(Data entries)
· · · · ·
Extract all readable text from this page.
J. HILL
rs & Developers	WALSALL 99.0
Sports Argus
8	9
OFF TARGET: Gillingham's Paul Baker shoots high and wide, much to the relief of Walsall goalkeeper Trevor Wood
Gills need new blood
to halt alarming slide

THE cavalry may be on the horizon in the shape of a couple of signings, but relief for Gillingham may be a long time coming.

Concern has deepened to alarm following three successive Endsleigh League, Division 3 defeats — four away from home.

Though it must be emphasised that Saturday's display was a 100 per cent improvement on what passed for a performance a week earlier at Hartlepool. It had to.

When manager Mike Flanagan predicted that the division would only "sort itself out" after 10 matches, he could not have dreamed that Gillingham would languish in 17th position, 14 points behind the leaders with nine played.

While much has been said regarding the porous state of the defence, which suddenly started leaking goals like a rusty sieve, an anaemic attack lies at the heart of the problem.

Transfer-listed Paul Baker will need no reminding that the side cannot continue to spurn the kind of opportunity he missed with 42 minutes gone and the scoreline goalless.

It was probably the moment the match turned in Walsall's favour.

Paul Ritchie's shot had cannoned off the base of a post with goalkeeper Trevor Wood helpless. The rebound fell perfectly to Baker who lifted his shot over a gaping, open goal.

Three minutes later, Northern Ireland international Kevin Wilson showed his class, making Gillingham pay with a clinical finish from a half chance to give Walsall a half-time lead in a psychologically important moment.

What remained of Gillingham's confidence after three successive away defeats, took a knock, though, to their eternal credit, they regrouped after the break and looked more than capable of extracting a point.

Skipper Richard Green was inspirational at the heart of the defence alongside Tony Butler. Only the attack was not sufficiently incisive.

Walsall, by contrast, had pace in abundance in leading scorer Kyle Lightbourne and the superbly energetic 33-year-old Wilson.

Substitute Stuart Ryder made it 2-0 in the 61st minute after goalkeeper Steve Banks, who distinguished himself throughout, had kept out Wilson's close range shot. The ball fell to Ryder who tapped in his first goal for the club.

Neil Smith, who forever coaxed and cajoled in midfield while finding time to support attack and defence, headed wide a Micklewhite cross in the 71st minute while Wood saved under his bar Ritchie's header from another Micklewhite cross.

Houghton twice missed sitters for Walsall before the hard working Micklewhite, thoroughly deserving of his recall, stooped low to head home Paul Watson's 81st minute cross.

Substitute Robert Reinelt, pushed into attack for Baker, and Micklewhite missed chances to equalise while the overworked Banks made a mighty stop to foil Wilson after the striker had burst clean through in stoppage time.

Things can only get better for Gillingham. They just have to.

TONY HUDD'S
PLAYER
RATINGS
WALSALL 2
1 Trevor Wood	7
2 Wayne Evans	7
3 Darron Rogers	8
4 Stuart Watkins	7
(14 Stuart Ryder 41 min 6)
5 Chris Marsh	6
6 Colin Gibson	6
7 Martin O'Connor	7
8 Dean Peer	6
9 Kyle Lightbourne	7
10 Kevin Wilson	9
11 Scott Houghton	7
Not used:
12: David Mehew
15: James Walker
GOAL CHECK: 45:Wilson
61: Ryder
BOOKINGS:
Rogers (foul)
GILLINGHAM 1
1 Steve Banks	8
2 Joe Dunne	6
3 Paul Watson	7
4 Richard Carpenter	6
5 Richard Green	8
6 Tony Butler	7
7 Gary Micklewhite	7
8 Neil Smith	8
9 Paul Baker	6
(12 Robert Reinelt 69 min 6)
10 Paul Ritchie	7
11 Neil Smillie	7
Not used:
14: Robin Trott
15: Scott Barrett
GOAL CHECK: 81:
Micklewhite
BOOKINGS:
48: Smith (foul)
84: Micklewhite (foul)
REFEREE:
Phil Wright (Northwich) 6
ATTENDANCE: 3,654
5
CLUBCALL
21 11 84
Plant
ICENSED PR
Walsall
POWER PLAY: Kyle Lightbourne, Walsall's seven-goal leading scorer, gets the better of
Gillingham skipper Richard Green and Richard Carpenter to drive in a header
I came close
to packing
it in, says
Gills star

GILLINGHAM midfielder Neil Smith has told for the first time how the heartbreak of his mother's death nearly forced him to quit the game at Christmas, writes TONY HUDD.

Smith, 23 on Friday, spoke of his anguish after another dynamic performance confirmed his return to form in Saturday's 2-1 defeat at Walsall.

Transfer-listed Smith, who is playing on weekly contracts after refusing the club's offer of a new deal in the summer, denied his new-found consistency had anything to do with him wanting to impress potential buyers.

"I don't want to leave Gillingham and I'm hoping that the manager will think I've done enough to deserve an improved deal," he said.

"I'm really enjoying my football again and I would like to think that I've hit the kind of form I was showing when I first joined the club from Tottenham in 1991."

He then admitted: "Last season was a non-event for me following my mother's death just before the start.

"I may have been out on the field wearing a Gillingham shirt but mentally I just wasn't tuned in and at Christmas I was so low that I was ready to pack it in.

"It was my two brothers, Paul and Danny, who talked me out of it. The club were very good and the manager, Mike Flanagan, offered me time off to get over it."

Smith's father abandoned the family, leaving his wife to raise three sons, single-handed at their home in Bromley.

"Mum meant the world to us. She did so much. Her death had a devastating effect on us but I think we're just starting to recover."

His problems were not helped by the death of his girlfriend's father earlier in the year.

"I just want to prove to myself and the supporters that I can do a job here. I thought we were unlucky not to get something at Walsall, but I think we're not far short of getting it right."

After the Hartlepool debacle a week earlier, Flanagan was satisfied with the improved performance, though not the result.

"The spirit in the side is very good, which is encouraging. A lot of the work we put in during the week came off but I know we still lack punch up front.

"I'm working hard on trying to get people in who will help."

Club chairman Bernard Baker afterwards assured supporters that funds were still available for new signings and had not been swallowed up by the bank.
· · · · ·
*GOAL*:
The full set of records should be duplicated exactly.

*RESULT*:
Extract all readable text from this page.
J. HILL
rs & Developers	WALSALL 99.0
Sports Argus
8	9
OFF TARGET: Gillingham's Paul Baker shoots high and wide, much to the relief of Walsall goalkeeper Trevor Wood
Gills need new blood
to halt alarming slide

THE cavalry may be on the horizon in the shape of a couple of signings, but relief for Gillingham may be a long time coming.

Concern has deepened to alarm following three successive Endsleigh League, Division 3 defeats — four away from home.

Though it must be emphasised that Saturday's display was a 100 per cent improvement on what passed for a performance a week earlier at Hartlepool. It had to.

When manager Mike Flanagan predicted that the division would only "sort itself out" after 10 matches, he could not have dreamed that Gillingham would languish in 17th position, 14 points behind the leaders with nine played.

While much has been said regarding the porous state of the defence, which suddenly started leaking goals like a rusty sieve, an anaemic attack lies at the heart of the problem.

Transfer-listed Paul Baker will need no reminding that the side cannot continue to spurn the kind of opportunity he missed with 42 minutes gone and the scoreline goalless.

It was probably the moment the match turned in Walsall's favour.

Paul Ritchie's shot had cannoned off the base of a post with goalkeeper Trevor Wood helpless. The rebound fell perfectly to Baker who lifted his shot over a gaping, open goal.

Three minutes later, Northern Ireland international Kevin Wilson showed his class, making Gillingham pay with a clinical finish from a half chance to give Walsall a half-time lead in a psychologically important moment.

What remained of Gillingham's confidence after three successive away defeats, took a knock, though, to their eternal credit, they regrouped after the break and looked more than capable of extracting a point.

Skipper Richard Green was inspirational at the heart of the defence alongside Tony Butler. Only the attack was not sufficiently incisive.

Walsall, by contrast, had pace in abundance in leading scorer Kyle Lightbourne and the superbly energetic 33-year-old Wilson.

Substitute Stuart Ryder made it 2-0 in the 61st minute after goalkeeper Steve Banks, who distinguished himself throughout, had kept out Wilson's close range shot. The ball fell to Ryder who tapped in his first goal for the club.

Neil Smith, who forever coaxed and cajoled in midfield while finding time to support attack and defence, headed wide a Micklewhite cross in the 71st minute while Wood saved under his bar Ritchie's header from another Micklewhite cross.

Houghton twice missed sitters for Walsall before the hard working Micklewhite, thoroughly deserving of his recall, stooped low to head home Paul Watson's 81st minute cross.

Substitute Robert Reinelt, pushed into attack for Baker, and Micklewhite missed chances to equalise while the overworked Banks made a mighty stop to foil Wilson after the striker had burst clean through in stoppage time.

Things can only get better for Gillingham. They just have to.

TONY HUDD'S
PLAYER
RATINGS
WALSALL 2
1 Trevor Wood	7
2 Wayne Evans	7
3 Darron Rogers	8
4 Stuart Watkins	7
(14 Stuart Ryder 41 min 6)
5 Chris Marsh	6
6 Colin Gibson	6
7 Martin O'Connor	7
8 Dean Peer	6
9 Kyle Lightbourne	7
10 Kevin Wilson	9
11 Scott Houghton	7
Not used:
12: David Mehew
15: James Walker
GOAL CHECK: 45:Wilson
61: Ryder
BOOKINGS:
Rogers (foul)
GILLINGHAM 1
1 Steve Banks	8
2 Joe Dunne	6
3 Paul Watson	7
4 Richard Carpenter	6
5 Richard Green	8
6 Tony Butler	7
7 Gary Micklewhite	7
8 Neil Smith	8
9 Paul Baker	6
(12 Robert Reinelt 69 min 6)
10 Paul Ritchie	7
11 Neil Smillie	7
Not used:
14: Robin Trott
15: Scott Barrett
GOAL CHECK: 81:
Micklewhite
BOOKINGS:
48: Smith (foul)
84: Micklewhite (foul)
REFEREE:
Phil Wright (Northwich) 6
ATTENDANCE: 3,654
5
CLUBCALL
21 11 84
Plant
ICENSED PR
Walsall
POWER PLAY: Kyle Lightbourne, Walsall's seven-goal leading scorer, gets the better of
Gillingham skipper Richard Green and Richard Carpenter to drive in a header
I came close
to packing
it in, says
Gills star

GILLINGHAM midfielder Neil Smith has told for the first time how the heartbreak of his mother's death nearly forced him to quit the game at Christmas, writes TONY HUDD.

Smith, 23 on Friday, spoke of his anguish after another dynamic performance confirmed his return to form in Saturday's 2-1 defeat at Walsall.

Transfer-listed Smith, who is playing on weekly contracts after refusing the club's offer of a new deal in the summer, denied his new-found consistency had anything to do with him wanting to impress potential buyers.

"I don't want to leave Gillingham and I'm hoping that the manager will think I've done enough to deserve an improved deal," he said.

"I'm really enjoying my football again and I would like to think that I've hit the kind of form I was showing when I first joined the club from Tottenham in 1991."

He then admitted: "Last season was a non-event for me following my mother's death just before the start.

"I may have been out on the field wearing a Gillingham shirt but mentally I just wasn't tuned in and at Christmas I was so low that I was ready to pack it in.

"It was my two brothers, Paul and Danny, who talked me out of it. The club were very good and the manager, Mike Flanagan, offered me time off to get over it."

Smith's father abandoned the family, leaving his wife to raise three sons, single-handed at their home in Bromley.

"Mum meant the world to us. She did so much. Her death had a devastating effect on us but I think we're just starting to recover."

His problems were not helped by the death of his girlfriend's father earlier in the year.

"I just want to prove to myself and the supporters that I can do a job here. I thought we were unlucky not to get something at Walsall, but I think we're not far short of getting it right."

After the Hartlepool debacle a week earlier, Flanagan was satisfied with the improved performance, though not the result.

"The spirit in the side is very good, which is encouraging. A lot of the work we put in during the week came off but I know we still lack punch up front.

"I'm working hard on trying to get people in who will help."

Club chairman Bernard Baker afterwards assured supporters that funds were still available for new signings and had not been swallowed up by the bank.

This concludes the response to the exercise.